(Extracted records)
_ _ _ _ _
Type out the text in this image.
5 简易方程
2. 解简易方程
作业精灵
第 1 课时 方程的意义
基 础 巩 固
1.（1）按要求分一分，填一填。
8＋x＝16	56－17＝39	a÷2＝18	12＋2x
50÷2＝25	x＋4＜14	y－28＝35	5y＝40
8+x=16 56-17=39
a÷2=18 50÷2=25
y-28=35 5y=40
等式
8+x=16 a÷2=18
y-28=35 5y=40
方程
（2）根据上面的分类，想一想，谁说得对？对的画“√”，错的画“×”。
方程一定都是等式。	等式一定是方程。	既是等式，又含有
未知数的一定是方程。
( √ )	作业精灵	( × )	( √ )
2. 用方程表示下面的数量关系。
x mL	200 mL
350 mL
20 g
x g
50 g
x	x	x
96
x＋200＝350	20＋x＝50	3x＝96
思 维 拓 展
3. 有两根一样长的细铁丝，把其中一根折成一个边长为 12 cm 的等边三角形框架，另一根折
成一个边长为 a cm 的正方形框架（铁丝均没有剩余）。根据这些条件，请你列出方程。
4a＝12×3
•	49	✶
_ _ _ _ _
| WHAT IS BEING ASKED |
Nothing should be left out: repeat all of the data exactly.

| SOLUTION BELOW |
Type out the text in this image.
5 简易方程
2. 解简易方程
作业精灵
第 1 课时 方程的意义
基 础 巩 固
1.（1）按要求分一分，填一填。
8＋x＝16	56－17＝39	a÷2＝18	12＋2x
50÷2＝25	x＋4＜14	y－28＝35	5y＝40
8+x=16 56-17=39
a÷2=18 50÷2=25
y-28=35 5y=40
等式
8+x=16 a÷2=18
y-28=35 5y=40
方程
（2）根据上面的分类，想一想，谁说得对？对的画“√”，错的画“×”。
方程一定都是等式。	等式一定是方程。	既是等式，又含有
未知数的一定是方程。
( √ )	作业精灵	( × )	( √ )
2. 用方程表示下面的数量关系。
x mL	200 mL
350 mL
20 g
x g
50 g
x	x	x
96
x＋200＝350	20＋x＝50	3x＝96
思 维 拓 展
3. 有两根一样长的细铁丝，把其中一根折成一个边长为 12 cm 的等边三角形框架，另一根折
成一个边长为 a cm 的正方形框架（铁丝均没有剩余）。根据这些条件，请你列出方程。
4a＝12×3
•	49	✶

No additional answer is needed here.